Write out every line of the material exactly as it appears.
(begin)
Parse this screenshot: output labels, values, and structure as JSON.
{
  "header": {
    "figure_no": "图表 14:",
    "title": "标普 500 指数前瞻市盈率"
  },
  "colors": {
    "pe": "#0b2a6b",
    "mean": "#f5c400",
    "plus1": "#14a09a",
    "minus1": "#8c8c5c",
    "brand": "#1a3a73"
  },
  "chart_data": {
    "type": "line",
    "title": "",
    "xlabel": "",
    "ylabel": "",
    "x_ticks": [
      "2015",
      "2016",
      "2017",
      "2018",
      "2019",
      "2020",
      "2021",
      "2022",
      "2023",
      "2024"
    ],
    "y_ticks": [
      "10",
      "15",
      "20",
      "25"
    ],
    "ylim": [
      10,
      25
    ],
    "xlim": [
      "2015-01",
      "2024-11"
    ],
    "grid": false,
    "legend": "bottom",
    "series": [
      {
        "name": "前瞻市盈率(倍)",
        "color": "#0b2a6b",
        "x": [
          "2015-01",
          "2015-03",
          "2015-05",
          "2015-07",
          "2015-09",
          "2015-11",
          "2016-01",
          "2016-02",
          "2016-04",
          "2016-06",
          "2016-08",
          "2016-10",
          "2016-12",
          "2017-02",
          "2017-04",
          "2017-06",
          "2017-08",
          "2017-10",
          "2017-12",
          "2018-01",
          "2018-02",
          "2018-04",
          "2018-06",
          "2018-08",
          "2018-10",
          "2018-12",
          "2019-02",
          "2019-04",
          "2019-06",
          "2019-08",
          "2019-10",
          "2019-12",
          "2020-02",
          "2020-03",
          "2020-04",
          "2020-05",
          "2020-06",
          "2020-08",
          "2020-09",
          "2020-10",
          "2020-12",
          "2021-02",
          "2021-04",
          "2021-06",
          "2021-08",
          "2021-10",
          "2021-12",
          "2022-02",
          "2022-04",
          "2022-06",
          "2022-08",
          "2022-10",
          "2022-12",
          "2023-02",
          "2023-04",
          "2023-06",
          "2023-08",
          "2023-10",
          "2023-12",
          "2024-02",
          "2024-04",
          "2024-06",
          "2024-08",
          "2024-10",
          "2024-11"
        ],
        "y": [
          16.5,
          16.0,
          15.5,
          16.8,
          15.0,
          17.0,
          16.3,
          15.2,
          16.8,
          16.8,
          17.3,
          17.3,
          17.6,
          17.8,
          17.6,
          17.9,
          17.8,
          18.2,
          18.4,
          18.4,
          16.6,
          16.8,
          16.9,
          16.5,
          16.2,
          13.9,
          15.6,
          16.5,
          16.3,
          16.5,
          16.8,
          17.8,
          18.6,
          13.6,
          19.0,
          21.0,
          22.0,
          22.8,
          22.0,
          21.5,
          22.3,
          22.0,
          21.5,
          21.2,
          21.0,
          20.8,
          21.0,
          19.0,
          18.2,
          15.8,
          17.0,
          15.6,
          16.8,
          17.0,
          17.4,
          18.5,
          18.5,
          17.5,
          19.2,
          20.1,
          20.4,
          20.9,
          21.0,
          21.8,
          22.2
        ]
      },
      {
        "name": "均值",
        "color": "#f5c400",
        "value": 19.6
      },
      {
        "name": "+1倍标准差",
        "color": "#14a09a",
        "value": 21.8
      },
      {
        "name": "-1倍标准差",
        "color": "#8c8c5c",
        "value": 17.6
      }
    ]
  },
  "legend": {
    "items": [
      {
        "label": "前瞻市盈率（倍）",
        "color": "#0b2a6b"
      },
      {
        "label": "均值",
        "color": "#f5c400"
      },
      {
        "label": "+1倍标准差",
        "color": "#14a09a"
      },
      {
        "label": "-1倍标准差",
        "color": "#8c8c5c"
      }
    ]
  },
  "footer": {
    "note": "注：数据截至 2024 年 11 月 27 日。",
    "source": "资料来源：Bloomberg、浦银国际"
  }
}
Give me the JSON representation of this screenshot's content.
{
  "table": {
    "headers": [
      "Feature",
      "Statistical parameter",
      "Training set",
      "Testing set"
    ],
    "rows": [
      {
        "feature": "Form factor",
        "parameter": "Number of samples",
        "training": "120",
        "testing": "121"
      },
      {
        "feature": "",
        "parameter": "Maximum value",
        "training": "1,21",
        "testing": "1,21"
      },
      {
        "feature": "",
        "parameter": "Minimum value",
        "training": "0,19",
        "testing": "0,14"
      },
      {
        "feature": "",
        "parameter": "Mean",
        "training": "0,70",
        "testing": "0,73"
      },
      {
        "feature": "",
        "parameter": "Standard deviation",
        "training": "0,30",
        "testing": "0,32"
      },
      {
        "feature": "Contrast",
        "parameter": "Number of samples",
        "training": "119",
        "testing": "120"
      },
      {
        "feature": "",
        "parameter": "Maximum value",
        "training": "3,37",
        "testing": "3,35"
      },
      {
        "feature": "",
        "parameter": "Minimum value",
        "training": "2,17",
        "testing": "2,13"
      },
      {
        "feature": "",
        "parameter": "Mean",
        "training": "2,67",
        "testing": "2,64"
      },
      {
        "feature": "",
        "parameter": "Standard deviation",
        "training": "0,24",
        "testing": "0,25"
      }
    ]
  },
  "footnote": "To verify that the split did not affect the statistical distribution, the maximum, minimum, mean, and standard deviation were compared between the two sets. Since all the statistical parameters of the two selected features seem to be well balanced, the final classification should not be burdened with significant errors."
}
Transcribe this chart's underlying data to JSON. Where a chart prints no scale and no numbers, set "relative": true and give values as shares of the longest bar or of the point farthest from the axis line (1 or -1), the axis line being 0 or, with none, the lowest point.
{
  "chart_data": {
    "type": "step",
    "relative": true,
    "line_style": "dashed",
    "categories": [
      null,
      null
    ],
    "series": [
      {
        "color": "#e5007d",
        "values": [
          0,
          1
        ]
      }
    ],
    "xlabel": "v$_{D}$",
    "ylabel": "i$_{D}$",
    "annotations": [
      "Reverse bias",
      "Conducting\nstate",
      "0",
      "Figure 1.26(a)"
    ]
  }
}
(end)
## Output for this exercise
Parse this screenshot: output labels, values, and structure as JSON.
{
  "header": {
    "figure_no": "图表 14:",
    "title": "标普 500 指数前瞻市盈率"
  },
  "colors": {
    "pe": "#0b2a6b",
    "mean": "#f5c400",
    "plus1": "#14a09a",
    "minus1": "#8c8c5c",
    "brand": "#1a3a73"
  },
  "chart_data": {
    "type": "line",
    "title": "",
    "xlabel": "",
    "ylabel": "",
    "x_ticks": [
      "2015",
      "2016",
      "2017",
      "2018",
      "2019",
      "2020",
      "2021",
      "2022",
      "2023",
      "2024"
    ],
    "y_ticks": [
      "10",
      "15",
      "20",
      "25"
    ],
    "ylim": [
      10,
      25
    ],
    "xlim": [
      "2015-01",
      "2024-11"
    ],
    "grid": false,
    "legend": "bottom",
    "series": [
      {
        "name": "前瞻市盈率(倍)",
        "color": "#0b2a6b",
        "x": [
          "2015-01",
          "2015-03",
          "2015-05",
          "2015-07",
          "2015-09",
          "2015-11",
          "2016-01",
          "2016-02",
          "2016-04",
          "2016-06",
          "2016-08",
          "2016-10",
          "2016-12",
          "2017-02",
          "2017-04",
          "2017-06",
          "2017-08",
          "2017-10",
          "2017-12",
          "2018-01",
          "2018-02",
          "2018-04",
          "2018-06",
          "2018-08",
          "2018-10",
          "2018-12",
          "2019-02",
          "2019-04",
          "2019-06",
          "2019-08",
          "2019-10",
          "2019-12",
          "2020-02",
          "2020-03",
          "2020-04",
          "2020-05",
          "2020-06",
          "2020-08",
          "2020-09",
          "2020-10",
          "2020-12",
          "2021-02",
          "2021-04",
          "2021-06",
          "2021-08",
          "2021-10",
          "2021-12",
          "2022-02",
          "2022-04",
          "2022-06",
          "2022-08",
          "2022-10",
          "2022-12",
          "2023-02",
          "2023-04",
          "2023-06",
          "2023-08",
          "2023-10",
          "2023-12",
          "2024-02",
          "2024-04",
          "2024-06",
          "2024-08",
          "2024-10",
          "2024-11"
        ],
        "y": [
          16.5,
          16.0,
          15.5,
          16.8,
          15.0,
          17.0,
          16.3,
          15.2,
          16.8,
          16.8,
          17.3,
          17.3,
          17.6,
          17.8,
          17.6,
          17.9,
          17.8,
          18.2,
          18.4,
          18.4,
          16.6,
          16.8,
          16.9,
          16.5,
          16.2,
          13.9,
          15.6,
          16.5,
          16.3,
          16.5,
          16.8,
          17.8,
          18.6,
          13.6,
          19.0,
          21.0,
          22.0,
          22.8,
          22.0,
          21.5,
          22.3,
          22.0,
          21.5,
          21.2,
          21.0,
          20.8,
          21.0,
          19.0,
          18.2,
          15.8,
          17.0,
          15.6,
          16.8,
          17.0,
          17.4,
          18.5,
          18.5,
          17.5,
          19.2,
          20.1,
          20.4,
          20.9,
          21.0,
          21.8,
          22.2
        ]
      },
      {
        "name": "均值",
        "color": "#f5c400",
        "value": 19.6
      },
      {
        "name": "+1倍标准差",
        "color": "#14a09a",
        "value": 21.8
      },
      {
        "name": "-1倍标准差",
        "color": "#8c8c5c",
        "value": 17.6
      }
    ]
  },
  "legend": {
    "items": [
      {
        "label": "前瞻市盈率（倍）",
        "color": "#0b2a6b"
      },
      {
        "label": "均值",
        "color": "#f5c400"
      },
      {
        "label": "+1倍标准差",
        "color": "#14a09a"
      },
      {
        "label": "-1倍标准差",
        "color": "#8c8c5c"
      }
    ]
  },
  "footer": {
    "note": "注：数据截至 2024 年 11 月 27 日。",
    "source": "资料来源：Bloomberg、浦银国际"
  }
}
Give me the JSON representation of this screenshot's content.
{
  "table": {
    "headers": [
      "Feature",
      "Statistical parameter",
      "Training set",
      "Testing set"
    ],
    "rows": [
      {
        "feature": "Form factor",
        "parameter": "Number of samples",
        "training": "120",
        "testing": "121"
      },
      {
        "feature": "",
        "parameter": "Maximum value",
        "training": "1,21",
        "testing": "1,21"
      },
      {
        "feature": "",
        "parameter": "Minimum value",
        "training": "0,19",
        "testing": "0,14"
      },
      {
        "feature": "",
        "parameter": "Mean",
        "training": "0,70",
        "testing": "0,73"
      },
      {
        "feature": "",
        "parameter": "Standard deviation",
        "training": "0,30",
        "testing": "0,32"
      },
      {
        "feature": "Contrast",
        "parameter": "Number of samples",
        "training": "119",
        "testing": "120"
      },
      {
        "feature": "",
        "parameter": "Maximum value",
        "training": "3,37",
        "testing": "3,35"
      },
      {
        "feature": "",
        "parameter": "Minimum value",
        "training": "2,17",
        "testing": "2,13"
      },
      {
        "feature": "",
        "parameter": "Mean",
        "training": "2,67",
        "testing": "2,64"
      },
      {
        "feature": "",
        "parameter": "Standard deviation",
        "training": "0,24",
        "testing": "0,25"
      }
    ]
  },
  "footnote": "To verify that the split did not affect the statistical distribution, the maximum, minimum, mean, and standard deviation were compared between the two sets. Since all the statistical parameters of the two selected features seem to be well balanced, the final classification should not be burdened with significant errors."
}
Transcribe this chart's underlying data to JSON. Where a chart prints no scale and no numbers, set "relative": true and give values as shares of the longest bar or of the point farthest from the axis line (1 or -1), the axis line being 0 or, with none, the lowest point.
{
  "chart_data": {
    "type": "step",
    "relative": true,
    "line_style": "dashed",
    "categories": [
      null,
      null
    ],
    "series": [
      {
        "color": "#e5007d",
        "values": [
          0,
          1
        ]
      }
    ],
    "xlabel": "v$_{D}$",
    "ylabel": "i$_{D}$",
    "annotations": [
      "Reverse bias",
      "Conducting\nstate",
      "0",
      "Figure 1.26(a)"
    ]
  }
}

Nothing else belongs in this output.